(Goal of the exercise)
Return the listing word for word, as given.

(Stored data)
+++++

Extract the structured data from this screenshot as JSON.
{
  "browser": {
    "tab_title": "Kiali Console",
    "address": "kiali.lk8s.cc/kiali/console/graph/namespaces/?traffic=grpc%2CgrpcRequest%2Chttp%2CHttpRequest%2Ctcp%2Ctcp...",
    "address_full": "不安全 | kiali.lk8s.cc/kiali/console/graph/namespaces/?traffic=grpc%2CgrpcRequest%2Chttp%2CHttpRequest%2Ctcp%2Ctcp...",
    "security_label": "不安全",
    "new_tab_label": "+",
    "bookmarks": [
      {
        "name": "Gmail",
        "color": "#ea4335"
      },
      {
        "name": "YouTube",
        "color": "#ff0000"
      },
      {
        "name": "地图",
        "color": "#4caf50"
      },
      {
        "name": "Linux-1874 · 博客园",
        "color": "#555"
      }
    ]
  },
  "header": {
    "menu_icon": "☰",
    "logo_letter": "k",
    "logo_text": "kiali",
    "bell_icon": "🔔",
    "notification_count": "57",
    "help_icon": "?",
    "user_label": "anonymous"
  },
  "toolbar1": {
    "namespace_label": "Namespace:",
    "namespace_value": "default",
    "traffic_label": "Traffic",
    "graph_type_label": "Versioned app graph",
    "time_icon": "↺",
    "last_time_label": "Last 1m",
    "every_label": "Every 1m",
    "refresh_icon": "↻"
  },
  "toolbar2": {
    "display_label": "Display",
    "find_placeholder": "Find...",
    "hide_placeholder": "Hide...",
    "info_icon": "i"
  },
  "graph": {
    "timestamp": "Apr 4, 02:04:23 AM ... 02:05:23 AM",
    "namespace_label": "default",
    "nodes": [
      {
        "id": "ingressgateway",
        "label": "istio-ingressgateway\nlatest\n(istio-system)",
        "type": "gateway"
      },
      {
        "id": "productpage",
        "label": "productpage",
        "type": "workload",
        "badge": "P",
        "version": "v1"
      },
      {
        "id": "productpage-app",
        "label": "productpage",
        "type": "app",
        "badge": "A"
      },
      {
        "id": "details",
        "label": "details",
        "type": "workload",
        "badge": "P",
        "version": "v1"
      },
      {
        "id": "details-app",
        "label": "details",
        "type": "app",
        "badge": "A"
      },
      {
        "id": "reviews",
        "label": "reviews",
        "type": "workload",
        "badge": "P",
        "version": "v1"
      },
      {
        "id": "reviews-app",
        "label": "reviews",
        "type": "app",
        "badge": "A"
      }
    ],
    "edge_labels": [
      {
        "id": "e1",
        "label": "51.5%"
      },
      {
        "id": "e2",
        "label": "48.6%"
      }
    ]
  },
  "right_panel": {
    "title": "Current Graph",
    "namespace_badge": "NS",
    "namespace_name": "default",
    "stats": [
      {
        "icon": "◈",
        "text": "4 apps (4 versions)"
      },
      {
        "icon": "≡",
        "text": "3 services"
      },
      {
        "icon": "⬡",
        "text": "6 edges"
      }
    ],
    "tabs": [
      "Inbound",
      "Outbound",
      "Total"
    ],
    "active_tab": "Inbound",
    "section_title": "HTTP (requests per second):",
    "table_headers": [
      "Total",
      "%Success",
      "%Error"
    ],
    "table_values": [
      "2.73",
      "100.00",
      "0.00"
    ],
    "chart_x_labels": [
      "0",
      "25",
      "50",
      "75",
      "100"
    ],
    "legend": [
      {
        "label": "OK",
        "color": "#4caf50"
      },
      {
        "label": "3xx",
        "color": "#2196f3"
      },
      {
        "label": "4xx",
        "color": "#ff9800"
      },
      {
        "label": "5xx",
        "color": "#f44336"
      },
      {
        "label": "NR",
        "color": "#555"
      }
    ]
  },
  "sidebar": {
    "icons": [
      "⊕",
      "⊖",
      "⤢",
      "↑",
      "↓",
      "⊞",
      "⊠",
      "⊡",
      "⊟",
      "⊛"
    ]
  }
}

+++++

(Final answer)
Extract the structured data from this screenshot as JSON.
{
  "browser": {
    "tab_title": "Kiali Console",
    "address": "kiali.lk8s.cc/kiali/console/graph/namespaces/?traffic=grpc%2CgrpcRequest%2Chttp%2CHttpRequest%2Ctcp%2Ctcp...",
    "address_full": "不安全 | kiali.lk8s.cc/kiali/console/graph/namespaces/?traffic=grpc%2CgrpcRequest%2Chttp%2CHttpRequest%2Ctcp%2Ctcp...",
    "security_label": "不安全",
    "new_tab_label": "+",
    "bookmarks": [
      {
        "name": "Gmail",
        "color": "#ea4335"
      },
      {
        "name": "YouTube",
        "color": "#ff0000"
      },
      {
        "name": "地图",
        "color": "#4caf50"
      },
      {
        "name": "Linux-1874 · 博客园",
        "color": "#555"
      }
    ]
  },
  "header": {
    "menu_icon": "☰",
    "logo_letter": "k",
    "logo_text": "kiali",
    "bell_icon": "🔔",
    "notification_count": "57",
    "help_icon": "?",
    "user_label": "anonymous"
  },
  "toolbar1": {
    "namespace_label": "Namespace:",
    "namespace_value": "default",
    "traffic_label": "Traffic",
    "graph_type_label": "Versioned app graph",
    "time_icon": "↺",
    "last_time_label": "Last 1m",
    "every_label": "Every 1m",
    "refresh_icon": "↻"
  },
  "toolbar2": {
    "display_label": "Display",
    "find_placeholder": "Find...",
    "hide_placeholder": "Hide...",
    "info_icon": "i"
  },
  "graph": {
    "timestamp": "Apr 4, 02:04:23 AM ... 02:05:23 AM",
    "namespace_label": "default",
    "nodes": [
      {
        "id": "ingressgateway",
        "label": "istio-ingressgateway\nlatest\n(istio-system)",
        "type": "gateway"
      },
      {
        "id": "productpage",
        "label": "productpage",
        "type": "workload",
        "badge": "P",
        "version": "v1"
      },
      {
        "id": "productpage-app",
        "label": "productpage",
        "type": "app",
        "badge": "A"
      },
      {
        "id": "details",
        "label": "details",
        "type": "workload",
        "badge": "P",
        "version": "v1"
      },
      {
        "id": "details-app",
        "label": "details",
        "type": "app",
        "badge": "A"
      },
      {
        "id": "reviews",
        "label": "reviews",
        "type": "workload",
        "badge": "P",
        "version": "v1"
      },
      {
        "id": "reviews-app",
        "label": "reviews",
        "type": "app",
        "badge": "A"
      }
    ],
    "edge_labels": [
      {
        "id": "e1",
        "label": "51.5%"
      },
      {
        "id": "e2",
        "label": "48.6%"
      }
    ]
  },
  "right_panel": {
    "title": "Current Graph",
    "namespace_badge": "NS",
    "namespace_name": "default",
    "stats": [
      {
        "icon": "◈",
        "text": "4 apps (4 versions)"
      },
      {
        "icon": "≡",
        "text": "3 services"
      },
      {
        "icon": "⬡",
        "text": "6 edges"
      }
    ],
    "tabs": [
      "Inbound",
      "Outbound",
      "Total"
    ],
    "active_tab": "Inbound",
    "section_title": "HTTP (requests per second):",
    "table_headers": [
      "Total",
      "%Success",
      "%Error"
    ],
    "table_values": [
      "2.73",
      "100.00",
      "0.00"
    ],
    "chart_x_labels": [
      "0",
      "25",
      "50",
      "75",
      "100"
    ],
    "legend": [
      {
        "label": "OK",
        "color": "#4caf50"
      },
      {
        "label": "3xx",
        "color": "#2196f3"
      },
      {
        "label": "4xx",
        "color": "#ff9800"
      },
      {
        "label": "5xx",
        "color": "#f44336"
      },
      {
        "label": "NR",
        "color": "#555"
      }
    ]
  },
  "sidebar": {
    "icons": [
      "⊕",
      "⊖",
      "⤢",
      "↑",
      "↓",
      "⊞",
      "⊠",
      "⊡",
      "⊟",
      "⊛"
    ]
  }
}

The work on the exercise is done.